Records shown ▸
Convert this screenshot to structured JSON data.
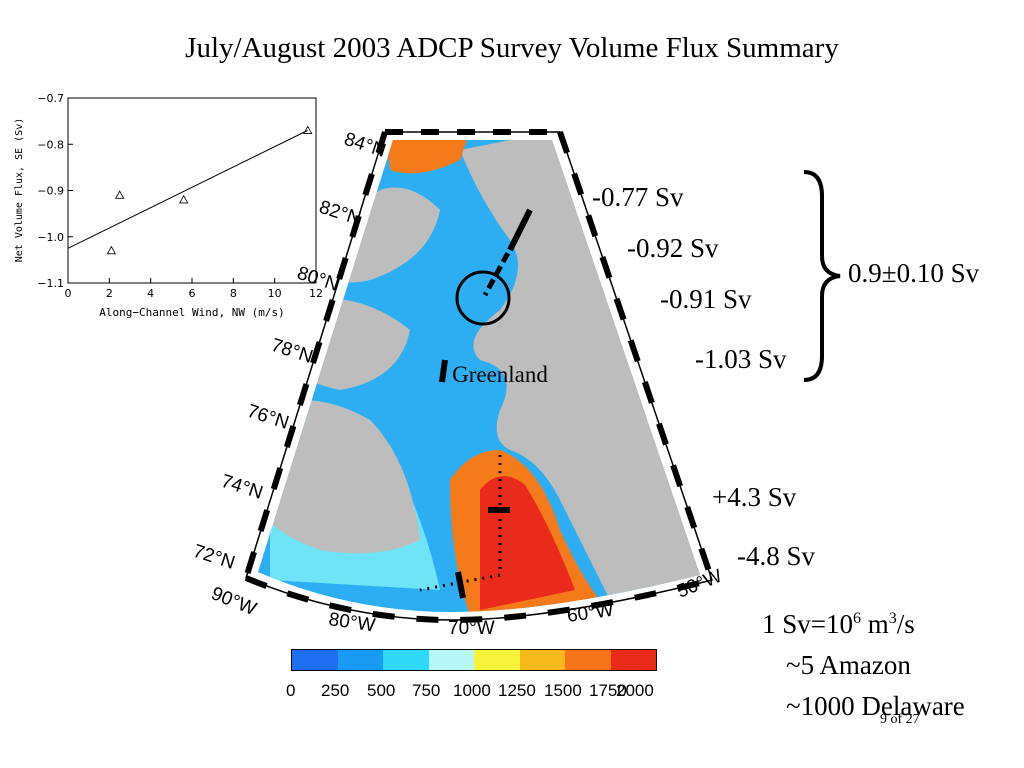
{
  "slide": {
    "title": "July/August 2003 ADCP Survey Volume Flux Summary",
    "page_number": "9 of 27"
  },
  "flux_labels": [
    "-0.77 Sv",
    "-0.92 Sv",
    "-0.91 Sv",
    "-1.03 Sv",
    "+4.3 Sv",
    "-4.8 Sv"
  ],
  "summary": {
    "total": "0.9±0.10 Sv"
  },
  "map": {
    "region_label": "Greenland",
    "lat_labels": [
      "84°N",
      "82°N",
      "80°N",
      "78°N",
      "76°N",
      "74°N",
      "72°N"
    ],
    "lon_labels": [
      "90°W",
      "80°W",
      "70°W",
      "60°W",
      "50°W"
    ]
  },
  "colorbar": {
    "ticks": [
      "0",
      "250",
      "500",
      "750",
      "1000",
      "1250",
      "1500",
      "1750",
      "2000"
    ],
    "colors": [
      "#1e6cf0",
      "#1a9cf4",
      "#2fd8f4",
      "#b8f6f8",
      "#f7f23a",
      "#f6b81a",
      "#f4741a",
      "#ea2a1a"
    ]
  },
  "units": {
    "line1_a": "1 Sv=10",
    "line1_exp1": "6",
    "line1_b": " m",
    "line1_exp2": "3",
    "line1_c": "/s",
    "line2": "~5 Amazon",
    "line3": "~1000 Delaware"
  },
  "chart_data": {
    "type": "scatter",
    "title": "",
    "xlabel": "Along−Channel Wind, NW (m/s)",
    "ylabel": "Net Volume Flux, SE (Sv)",
    "xlim": [
      0,
      12
    ],
    "ylim": [
      -1.1,
      -0.7
    ],
    "x_ticks": [
      "0",
      "2",
      "4",
      "6",
      "8",
      "10",
      "12"
    ],
    "y_ticks": [
      "−0.7",
      "−0.8",
      "−0.9",
      "−1.0",
      "−1.1"
    ],
    "points": [
      {
        "x": 2.1,
        "y": -1.03
      },
      {
        "x": 2.5,
        "y": -0.91
      },
      {
        "x": 5.6,
        "y": -0.92
      },
      {
        "x": 11.6,
        "y": -0.77
      }
    ],
    "fit_line": {
      "x": [
        0,
        11.6
      ],
      "y": [
        -1.025,
        -0.77
      ]
    },
    "marker": "triangle"
  }
}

Stated task ▸ Copy each line of the records precisely and drop any images they hold.

Completed exercise ▸
Convert this screenshot to structured JSON data.
{
  "slide": {
    "title": "July/August 2003 ADCP Survey Volume Flux Summary",
    "page_number": "9 of 27"
  },
  "flux_labels": [
    "-0.77 Sv",
    "-0.92 Sv",
    "-0.91 Sv",
    "-1.03 Sv",
    "+4.3 Sv",
    "-4.8 Sv"
  ],
  "summary": {
    "total": "0.9±0.10 Sv"
  },
  "map": {
    "region_label": "Greenland",
    "lat_labels": [
      "84°N",
      "82°N",
      "80°N",
      "78°N",
      "76°N",
      "74°N",
      "72°N"
    ],
    "lon_labels": [
      "90°W",
      "80°W",
      "70°W",
      "60°W",
      "50°W"
    ]
  },
  "colorbar": {
    "ticks": [
      "0",
      "250",
      "500",
      "750",
      "1000",
      "1250",
      "1500",
      "1750",
      "2000"
    ],
    "colors": [
      "#1e6cf0",
      "#1a9cf4",
      "#2fd8f4",
      "#b8f6f8",
      "#f7f23a",
      "#f6b81a",
      "#f4741a",
      "#ea2a1a"
    ]
  },
  "units": {
    "line1_a": "1 Sv=10",
    "line1_exp1": "6",
    "line1_b": " m",
    "line1_exp2": "3",
    "line1_c": "/s",
    "line2": "~5 Amazon",
    "line3": "~1000 Delaware"
  },
  "chart_data": {
    "type": "scatter",
    "title": "",
    "xlabel": "Along−Channel Wind, NW (m/s)",
    "ylabel": "Net Volume Flux, SE (Sv)",
    "xlim": [
      0,
      12
    ],
    "ylim": [
      -1.1,
      -0.7
    ],
    "x_ticks": [
      "0",
      "2",
      "4",
      "6",
      "8",
      "10",
      "12"
    ],
    "y_ticks": [
      "−0.7",
      "−0.8",
      "−0.9",
      "−1.0",
      "−1.1"
    ],
    "points": [
      {
        "x": 2.1,
        "y": -1.03
      },
      {
        "x": 2.5,
        "y": -0.91
      },
      {
        "x": 5.6,
        "y": -0.92
      },
      {
        "x": 11.6,
        "y": -0.77
      }
    ],
    "fit_line": {
      "x": [
        0,
        11.6
      ],
      "y": [
        -1.025,
        -0.77
      ]
    },
    "marker": "triangle"
  }
}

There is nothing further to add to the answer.